§ REQUIRED TASK
In your copy, leave out the pictures and repeat the entries below exactly.

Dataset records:
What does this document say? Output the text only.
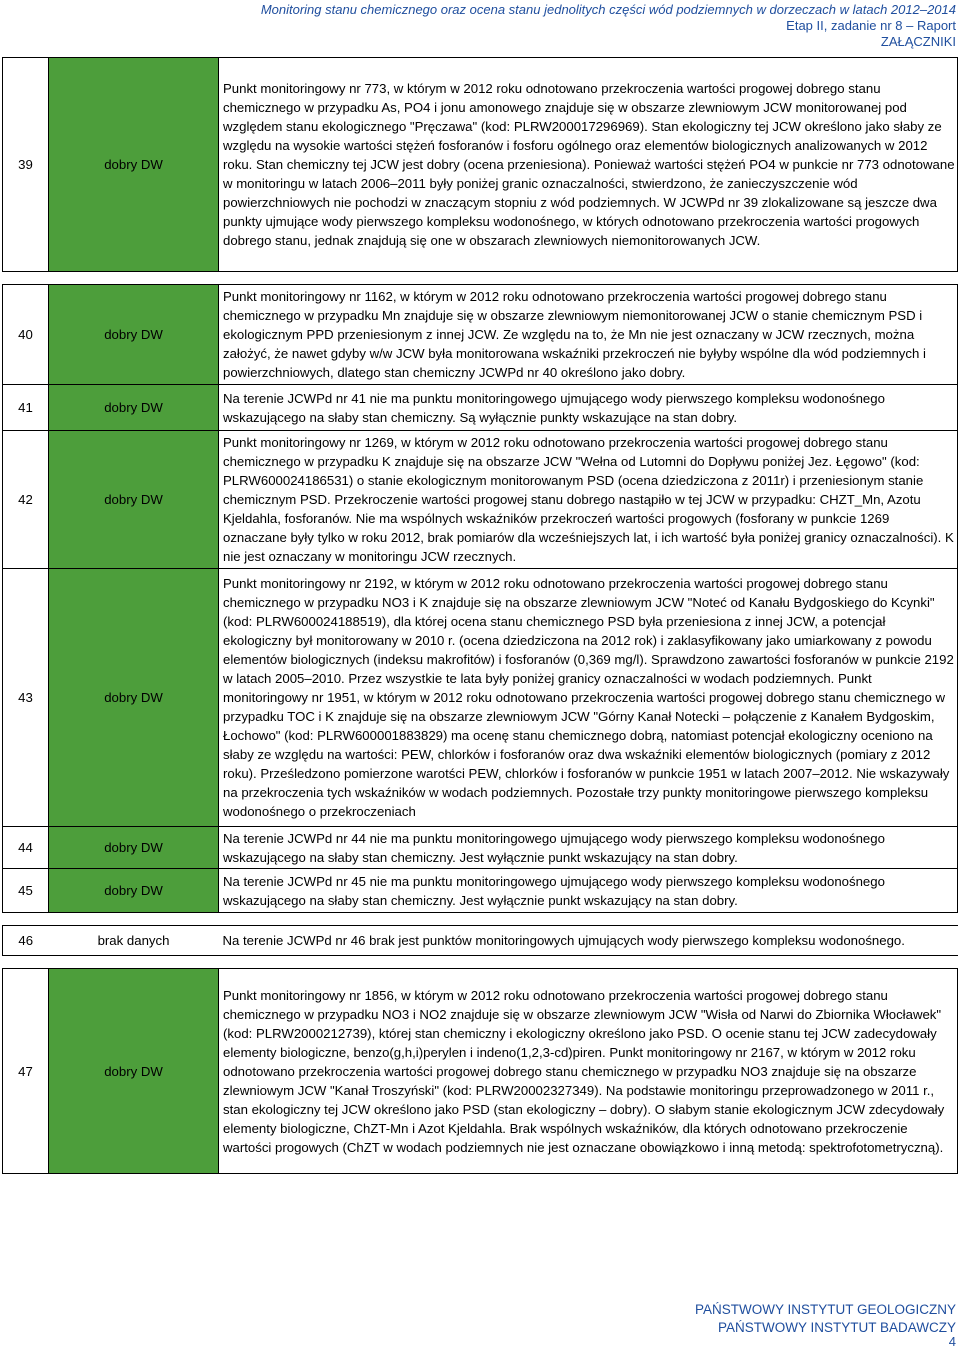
Monitoring stanu chemicznego oraz ocena stanu jednolitych części wód podziemnych w dorzeczach w latach 2012–2014
Etap II, zadanie nr 8 – Raport
ZAŁĄCZNIKI
39	dobry DW	Punkt monitoringowy nr 773, w którym w 2012 roku odnotowano przekroczenia wartości progowej dobrego stanu chemicznego w przypadku As, PO4 i jonu amonowego znajduje się w obszarze zlewniowym JCW monitorowanej pod względem stanu ekologicznego "Pręczawa" (kod: PLRW200017296969). Stan ekologiczny tej JCW określono jako słaby ze względu na wysokie wartości stężeń fosforanów i fosforu ogólnego oraz elementów biologicznych analizowanych w 2012 roku. Stan chemiczny tej JCW jest dobry (ocena przeniesiona). Ponieważ wartości stężeń PO4 w punkcie nr 773 odnotowane w monitoringu w latach 2006–2011 były poniżej granic oznaczalności, stwierdzono, że zanieczyszczenie wód powierzchniowych nie pochodzi w znaczącym stopniu z wód podziemnych. W JCWPd nr 39 zlokalizowane są jeszcze dwa punkty ujmujące wody pierwszego kompleksu wodonośnego, w których odnotowano przekroczenia wartości progowych dobrego stanu, jednak znajdują się one w obszarach zlewniowych niemonitorowanych JCW.

40	dobry DW	Punkt monitoringowy nr 1162, w którym w 2012 roku odnotowano przekroczenia wartości progowej dobrego stanu chemicznego w przypadku Mn znajduje się w obszarze zlewniowym niemonitorowanej JCW o stanie chemicznym PSD i ekologicznym PPD przeniesionym z innej JCW. Ze względu na to, że Mn nie jest oznaczany w JCW rzecznych, można założyć, że nawet gdyby w/w JCW była monitorowana wskaźniki przekroczeń nie byłyby wspólne dla wód podziemnych i powierzchniowych, dlatego stan chemiczny JCWPd nr 40 określono jako dobry.
41	dobry DW	Na terenie JCWPd nr 41 nie ma punktu monitoringowego ujmującego wody pierwszego kompleksu wodonośnego wskazującego na słaby stan chemiczny. Są wyłącznie punkty wskazujące na stan dobry.
42	dobry DW	Punkt monitoringowy nr 1269, w którym w 2012 roku odnotowano przekroczenia wartości progowej dobrego stanu chemicznego w przypadku K znajduje się na obszarze JCW "Wełna od Lutomni do Dopływu poniżej Jez. Łęgowo" (kod: PLRW600024186531) o stanie ekologicznym monitorowanym PSD (ocena dziedziczona z 2011r) i przeniesionym stanie chemicznym PSD. Przekroczenie wartości progowej stanu dobrego nastąpiło w tej JCW w przypadku: CHZT_Mn, Azotu Kjeldahla, fosforanów. Nie ma wspólnych wskaźników przekroczeń wartości progowych (fosforany w punkcie 1269 oznaczane były tylko w roku 2012, brak pomiarów dla wcześniejszych lat, i ich wartość była poniżej granicy oznaczalności). K nie jest oznaczany w monitoringu JCW rzecznych.
43	dobry DW	Punkt monitoringowy nr 2192, w którym w 2012 roku odnotowano przekroczenia wartości progowej dobrego stanu chemicznego w przypadku NO3 i K znajduje się na obszarze zlewniowym JCW "Noteć od Kanału Bydgoskiego do Kcynki" (kod: PLRW600024188519), dla której ocena stanu chemicznego PSD była przeniesiona z innej JCW, a potencjał ekologiczny był monitorowany w 2010 r. (ocena dziedziczona na 2012 rok) i zaklasyfikowany jako umiarkowany z powodu elementów biologicznych (indeksu makrofitów) i fosforanów (0,369 mg/l). Sprawdzono zawartości fosforanów w punkcie 2192 w latach 2005–2010. Przez wszystkie te lata były poniżej granicy oznaczalności w wodach podziemnych. Punkt monitoringowy nr 1951, w którym w 2012 roku odnotowano przekroczenia wartości progowej dobrego stanu chemicznego w przypadku TOC i K znajduje się na obszarze zlewniowym JCW "Górny Kanał Notecki – połączenie z Kanałem Bydgoskim, Łochowo" (kod: PLRW600001883829) ma ocenę stanu chemicznego dobrą, natomiast potencjał ekologiczny oceniono na słaby ze względu na wartości: PEW, chlorków i fosforanów oraz dwa wskaźniki elementów biologicznych (pomiary z 2012 roku). Prześledzono pomierzone warotści PEW, chlorków i fosforanów w punkcie 1951 w latach 2007–2012. Nie wskazywały na przekroczenia tych wskaźników w wodach podziemnych. Pozostałe trzy punkty monitoringowe pierwszego kompleksu wodonośnego o przekroczeniach
44	dobry DW	Na terenie JCWPd nr 44 nie ma punktu monitoringowego ujmującego wody pierwszego kompleksu wodonośnego wskazującego na słaby stan chemiczny. Jest wyłącznie punkt wskazujący na stan dobry.
45	dobry DW	Na terenie JCWPd nr 45 nie ma punktu monitoringowego ujmującego wody pierwszego kompleksu wodonośnego wskazującego na słaby stan chemiczny. Jest wyłącznie punkt wskazujący na stan dobry.

46	brak danych	Na terenie JCWPd nr 46 brak jest punktów monitoringowych ujmujących wody pierwszego kompleksu wodonośnego.

47	dobry DW	Punkt monitoringowy nr 1856, w którym w 2012 roku odnotowano przekroczenia wartości progowej dobrego stanu chemicznego w przypadku NO3 i NO2 znajduje się w obszarze zlewniowym JCW "Wisła od Narwi do Zbiornika Włocławek" (kod: PLRW2000212739), której stan chemiczny i ekologiczny określono jako PSD. O ocenie stanu tej JCW zadecydowały elementy biologiczne, benzo(g,h,i)perylen i indeno(1,2,3-cd)piren. Punkt monitoringowy nr 2167, w którym w 2012 roku odnotowano przekroczenia wartości progowej dobrego stanu chemicznego w przypadku NO3 znajduje się na obszarze zlewniowym JCW "Kanał Troszyński" (kod: PLRW20002327349). Na podstawie monitoringu przeprowadzonego w 2011 r., stan ekologiczny tej JCW określono jako PSD (stan ekologiczny – dobry). O słabym stanie ekologicznym JCW zdecydowały elementy biologiczne, ChZT-Mn i Azot Kjeldahla. Brak wspólnych wskaźników, dla których odnotowano przekroczenie wartości progowych (ChZT w wodach podziemnych nie jest oznaczane obowiązkowo i inną metodą: spektrofotometryczną).
PAŃSTWOWY INSTYTUT GEOLOGICZNY
PAŃSTWOWY INSTYTUT BADAWCZY
4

§ OUTPUT OF THE TASK
What does this document say? Output the text only.
Monitoring stanu chemicznego oraz ocena stanu jednolitych części wód podziemnych w dorzeczach w latach 2012–2014
Etap II, zadanie nr 8 – Raport
ZAŁĄCZNIKI
39	dobry DW	Punkt monitoringowy nr 773, w którym w 2012 roku odnotowano przekroczenia wartości progowej dobrego stanu chemicznego w przypadku As, PO4 i jonu amonowego znajduje się w obszarze zlewniowym JCW monitorowanej pod względem stanu ekologicznego "Pręczawa" (kod: PLRW200017296969). Stan ekologiczny tej JCW określono jako słaby ze względu na wysokie wartości stężeń fosforanów i fosforu ogólnego oraz elementów biologicznych analizowanych w 2012 roku. Stan chemiczny tej JCW jest dobry (ocena przeniesiona). Ponieważ wartości stężeń PO4 w punkcie nr 773 odnotowane w monitoringu w latach 2006–2011 były poniżej granic oznaczalności, stwierdzono, że zanieczyszczenie wód powierzchniowych nie pochodzi w znaczącym stopniu z wód podziemnych. W JCWPd nr 39 zlokalizowane są jeszcze dwa punkty ujmujące wody pierwszego kompleksu wodonośnego, w których odnotowano przekroczenia wartości progowych dobrego stanu, jednak znajdują się one w obszarach zlewniowych niemonitorowanych JCW.

40	dobry DW	Punkt monitoringowy nr 1162, w którym w 2012 roku odnotowano przekroczenia wartości progowej dobrego stanu chemicznego w przypadku Mn znajduje się w obszarze zlewniowym niemonitorowanej JCW o stanie chemicznym PSD i ekologicznym PPD przeniesionym z innej JCW. Ze względu na to, że Mn nie jest oznaczany w JCW rzecznych, można założyć, że nawet gdyby w/w JCW była monitorowana wskaźniki przekroczeń nie byłyby wspólne dla wód podziemnych i powierzchniowych, dlatego stan chemiczny JCWPd nr 40 określono jako dobry.
41	dobry DW	Na terenie JCWPd nr 41 nie ma punktu monitoringowego ujmującego wody pierwszego kompleksu wodonośnego wskazującego na słaby stan chemiczny. Są wyłącznie punkty wskazujące na stan dobry.
42	dobry DW	Punkt monitoringowy nr 1269, w którym w 2012 roku odnotowano przekroczenia wartości progowej dobrego stanu chemicznego w przypadku K znajduje się na obszarze JCW "Wełna od Lutomni do Dopływu poniżej Jez. Łęgowo" (kod: PLRW600024186531) o stanie ekologicznym monitorowanym PSD (ocena dziedziczona z 2011r) i przeniesionym stanie chemicznym PSD. Przekroczenie wartości progowej stanu dobrego nastąpiło w tej JCW w przypadku: CHZT_Mn, Azotu Kjeldahla, fosforanów. Nie ma wspólnych wskaźników przekroczeń wartości progowych (fosforany w punkcie 1269 oznaczane były tylko w roku 2012, brak pomiarów dla wcześniejszych lat, i ich wartość była poniżej granicy oznaczalności). K nie jest oznaczany w monitoringu JCW rzecznych.
43	dobry DW	Punkt monitoringowy nr 2192, w którym w 2012 roku odnotowano przekroczenia wartości progowej dobrego stanu chemicznego w przypadku NO3 i K znajduje się na obszarze zlewniowym JCW "Noteć od Kanału Bydgoskiego do Kcynki" (kod: PLRW600024188519), dla której ocena stanu chemicznego PSD była przeniesiona z innej JCW, a potencjał ekologiczny był monitorowany w 2010 r. (ocena dziedziczona na 2012 rok) i zaklasyfikowany jako umiarkowany z powodu elementów biologicznych (indeksu makrofitów) i fosforanów (0,369 mg/l). Sprawdzono zawartości fosforanów w punkcie 2192 w latach 2005–2010. Przez wszystkie te lata były poniżej granicy oznaczalności w wodach podziemnych. Punkt monitoringowy nr 1951, w którym w 2012 roku odnotowano przekroczenia wartości progowej dobrego stanu chemicznego w przypadku TOC i K znajduje się na obszarze zlewniowym JCW "Górny Kanał Notecki – połączenie z Kanałem Bydgoskim, Łochowo" (kod: PLRW600001883829) ma ocenę stanu chemicznego dobrą, natomiast potencjał ekologiczny oceniono na słaby ze względu na wartości: PEW, chlorków i fosforanów oraz dwa wskaźniki elementów biologicznych (pomiary z 2012 roku). Prześledzono pomierzone warotści PEW, chlorków i fosforanów w punkcie 1951 w latach 2007–2012. Nie wskazywały na przekroczenia tych wskaźników w wodach podziemnych. Pozostałe trzy punkty monitoringowe pierwszego kompleksu wodonośnego o przekroczeniach
44	dobry DW	Na terenie JCWPd nr 44 nie ma punktu monitoringowego ujmującego wody pierwszego kompleksu wodonośnego wskazującego na słaby stan chemiczny. Jest wyłącznie punkt wskazujący na stan dobry.
45	dobry DW	Na terenie JCWPd nr 45 nie ma punktu monitoringowego ujmującego wody pierwszego kompleksu wodonośnego wskazującego na słaby stan chemiczny. Jest wyłącznie punkt wskazujący na stan dobry.

46	brak danych	Na terenie JCWPd nr 46 brak jest punktów monitoringowych ujmujących wody pierwszego kompleksu wodonośnego.

47	dobry DW	Punkt monitoringowy nr 1856, w którym w 2012 roku odnotowano przekroczenia wartości progowej dobrego stanu chemicznego w przypadku NO3 i NO2 znajduje się w obszarze zlewniowym JCW "Wisła od Narwi do Zbiornika Włocławek" (kod: PLRW2000212739), której stan chemiczny i ekologiczny określono jako PSD. O ocenie stanu tej JCW zadecydowały elementy biologiczne, benzo(g,h,i)perylen i indeno(1,2,3-cd)piren. Punkt monitoringowy nr 2167, w którym w 2012 roku odnotowano przekroczenia wartości progowej dobrego stanu chemicznego w przypadku NO3 znajduje się na obszarze zlewniowym JCW "Kanał Troszyński" (kod: PLRW20002327349). Na podstawie monitoringu przeprowadzonego w 2011 r., stan ekologiczny tej JCW określono jako PSD (stan ekologiczny – dobry). O słabym stanie ekologicznym JCW zdecydowały elementy biologiczne, ChZT-Mn i Azot Kjeldahla. Brak wspólnych wskaźników, dla których odnotowano przekroczenie wartości progowych (ChZT w wodach podziemnych nie jest oznaczane obowiązkowo i inną metodą: spektrofotometryczną).
PAŃSTWOWY INSTYTUT GEOLOGICZNY
PAŃSTWOWY INSTYTUT BADAWCZY
4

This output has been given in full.